== PROVIDED DATA

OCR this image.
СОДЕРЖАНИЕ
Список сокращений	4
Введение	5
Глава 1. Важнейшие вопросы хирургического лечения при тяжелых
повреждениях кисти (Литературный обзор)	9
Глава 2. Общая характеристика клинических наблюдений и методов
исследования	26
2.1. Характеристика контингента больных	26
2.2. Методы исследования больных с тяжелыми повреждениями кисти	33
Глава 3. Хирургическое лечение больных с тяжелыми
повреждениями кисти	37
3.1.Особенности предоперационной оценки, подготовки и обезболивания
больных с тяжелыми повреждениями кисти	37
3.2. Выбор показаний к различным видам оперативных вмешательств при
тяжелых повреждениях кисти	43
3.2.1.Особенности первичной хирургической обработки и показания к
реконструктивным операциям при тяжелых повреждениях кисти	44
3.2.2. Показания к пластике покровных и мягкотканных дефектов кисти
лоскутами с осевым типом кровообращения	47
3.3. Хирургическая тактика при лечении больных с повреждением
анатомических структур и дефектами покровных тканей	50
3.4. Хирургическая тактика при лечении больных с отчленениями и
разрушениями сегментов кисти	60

====

Collect the complete line wherever the string "Особенности" appears in the records.

3.1.Особенности предоперационной оценки, подготовки и обезболивания
3.2.1.Особенности первичной хирургической обработки и показания к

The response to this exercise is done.